- _PROBLEM DESCRIPTION_: Pictures aside, write out every record exactly as it appears.

** Start PROVIDED ENTRIES **

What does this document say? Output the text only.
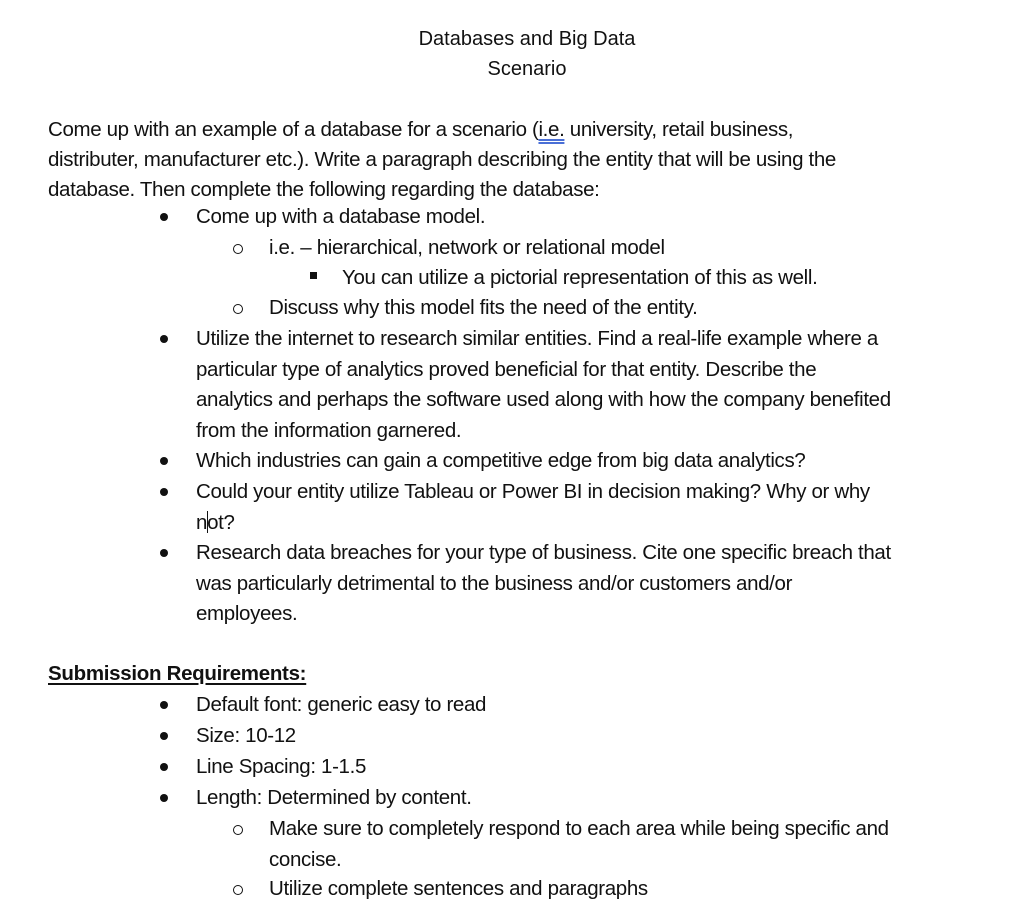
Databases and Big Data
Scenario
Come up with an example of a database for a scenario (i.e. university, retail business,
distributer, manufacturer etc.). Write a paragraph describing the entity that will be using the
database. Then complete the following regarding the database:
Come up with a database model.
i.e. – hierarchical, network or relational model
You can utilize a pictorial representation of this as well.
Discuss why this model fits the need of the entity.
Utilize the internet to research similar entities. Find a real-life example where a
particular type of analytics proved beneficial for that entity. Describe the
analytics and perhaps the software used along with how the company benefited
from the information garnered.
Which industries can gain a competitive edge from big data analytics?
Could your entity utilize Tableau or Power BI in decision making? Why or why
not?
Research data breaches for your type of business. Cite one specific breach that
was particularly detrimental to the business and/or customers and/or
employees.
Submission Requirements:
Default font: generic easy to read
Size: 10-12
Line Spacing: 1-1.5
Length: Determined by content.
Make sure to completely respond to each area while being specific and
concise.
Utilize complete sentences and paragraphs
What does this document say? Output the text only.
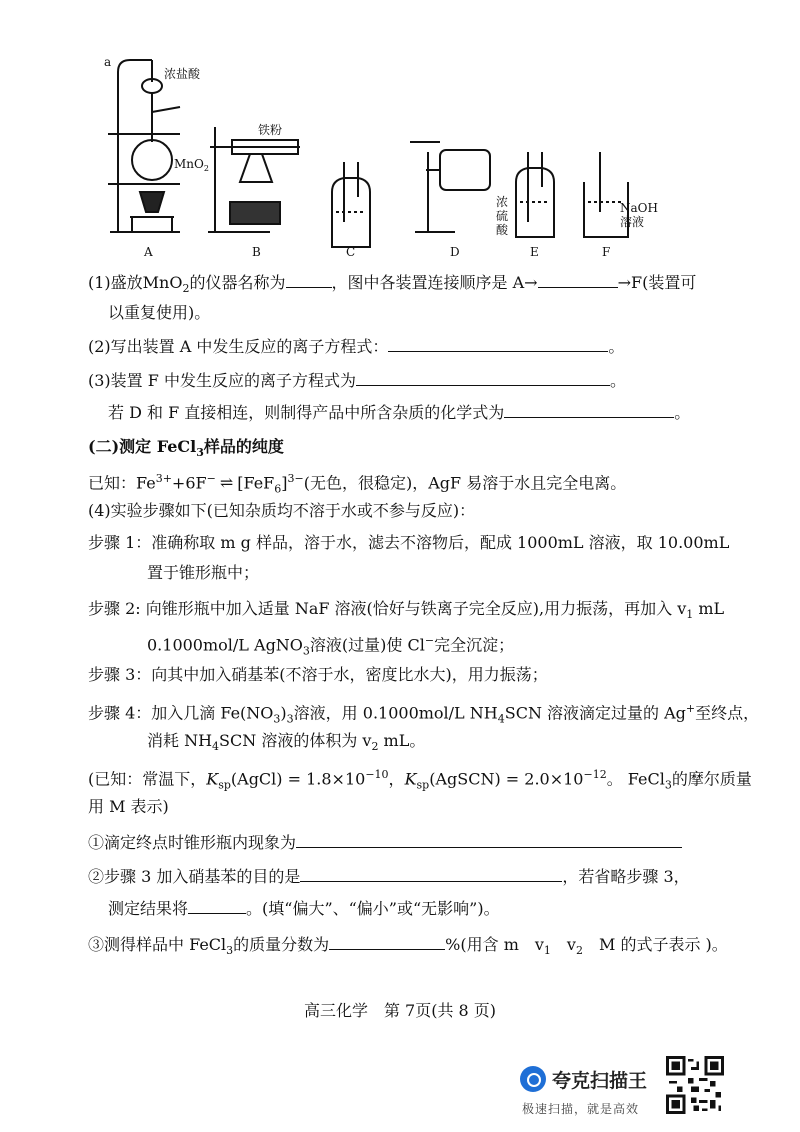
a
浓盐酸
MnO$_2$
铁粉
浓
硫
酸
NaOH
溶液
A	B	C	D	E	F
(1)盛放MnO$_2$的仪器名称为	，图中各装置连接顺序是 A→	→F(装置可
以重复使用)。
(2)写出装置 A 中发生反应的离子方程式：	。
(3)装置 F 中发生反应的离子方程式为	。
若 D 和 F 直接相连，则制得产品中所含杂质的化学式为	。
(二)测定 FeCl$_3$样品的纯度
已知：$Fe^{3+}+6F^-$ ⇌ $[FeF_6]^{3-}$(无色，很稳定)，AgF 易溶于水且完全电离。
(4)实验步骤如下(已知杂质均不溶于水或不参与反应)：
步骤 1：准确称取 m g 样品，溶于水，滤去不溶物后，配成 1000mL 溶液，取 10.00mL
置于锥形瓶中；
步骤 2: 向锥形瓶中加入适量 NaF 溶液(恰好与铁离子完全反应),用力振荡，再加入 $v_1$ mL
0.1000mol/L AgNO$_3$溶液(过量)使 Cl−完全沉淀；
步骤 3：向其中加入硝基苯(不溶于水，密度比水大)，用力振荡；
步骤 4：加入几滴 $Fe(NO_3)_3$溶液，用 0.1000mol/L $NH_4SCN$ 溶液滴定过量的 Ag+至终点，
消耗 $NH_4SCN$ 溶液的体积为 $v_2$ mL。
(已知：常温下，$K_{sp}(AgCl) = 1.8\times 10^{-10}$，$K_{sp}(AgSCN) = 2.0\times 10^{-12}$。 FeCl$_3$的摩尔质量
用 M 表示)
①滴定终点时锥形瓶内现象为
②步骤 3 加入硝基苯的目的是	，若省略步骤 3，
测定结果将	。(填“偏大”、“偏小”或“无影响”)。
③测得样品中 FeCl$_3$的质量分数为	%(用含 m　$v_1$　$v_2$　M 的式子表示 )。
高三化学　第 7页(共 8 页)
夸克扫描王
极速扫描，就是高效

** End PROVIDED ENTRIES **

- _SOLUTION TO THIS PROBLEM_:
What does this document say? Output the text only.
Databases and Big Data
Scenario
Come up with an example of a database for a scenario (i.e. university, retail business,
distributer, manufacturer etc.). Write a paragraph describing the entity that will be using the
database. Then complete the following regarding the database:
Come up with a database model.
i.e. – hierarchical, network or relational model
You can utilize a pictorial representation of this as well.
Discuss why this model fits the need of the entity.
Utilize the internet to research similar entities. Find a real-life example where a
particular type of analytics proved beneficial for that entity. Describe the
analytics and perhaps the software used along with how the company benefited
from the information garnered.
Which industries can gain a competitive edge from big data analytics?
Could your entity utilize Tableau or Power BI in decision making? Why or why
not?
Research data breaches for your type of business. Cite one specific breach that
was particularly detrimental to the business and/or customers and/or
employees.
Submission Requirements:
Default font: generic easy to read
Size: 10-12
Line Spacing: 1-1.5
Length: Determined by content.
Make sure to completely respond to each area while being specific and
concise.
Utilize complete sentences and paragraphs
What does this document say? Output the text only.
a
浓盐酸
MnO$_2$
铁粉
浓
硫
酸
NaOH
溶液
A	B	C	D	E	F
(1)盛放MnO$_2$的仪器名称为	，图中各装置连接顺序是 A→	→F(装置可
以重复使用)。
(2)写出装置 A 中发生反应的离子方程式：	。
(3)装置 F 中发生反应的离子方程式为	。
若 D 和 F 直接相连，则制得产品中所含杂质的化学式为	。
(二)测定 FeCl$_3$样品的纯度
已知：$Fe^{3+}+6F^-$ ⇌ $[FeF_6]^{3-}$(无色，很稳定)，AgF 易溶于水且完全电离。
(4)实验步骤如下(已知杂质均不溶于水或不参与反应)：
步骤 1：准确称取 m g 样品，溶于水，滤去不溶物后，配成 1000mL 溶液，取 10.00mL
置于锥形瓶中；
步骤 2: 向锥形瓶中加入适量 NaF 溶液(恰好与铁离子完全反应),用力振荡，再加入 $v_1$ mL
0.1000mol/L AgNO$_3$溶液(过量)使 Cl−完全沉淀；
步骤 3：向其中加入硝基苯(不溶于水，密度比水大)，用力振荡；
步骤 4：加入几滴 $Fe(NO_3)_3$溶液，用 0.1000mol/L $NH_4SCN$ 溶液滴定过量的 Ag+至终点，
消耗 $NH_4SCN$ 溶液的体积为 $v_2$ mL。
(已知：常温下，$K_{sp}(AgCl) = 1.8\times 10^{-10}$，$K_{sp}(AgSCN) = 2.0\times 10^{-12}$。 FeCl$_3$的摩尔质量
用 M 表示)
①滴定终点时锥形瓶内现象为
②步骤 3 加入硝基苯的目的是	，若省略步骤 3，
测定结果将	。(填“偏大”、“偏小”或“无影响”)。
③测得样品中 FeCl$_3$的质量分数为	%(用含 m　$v_1$　$v_2$　M 的式子表示 )。
高三化学　第 7页(共 8 页)
夸克扫描王
极速扫描，就是高效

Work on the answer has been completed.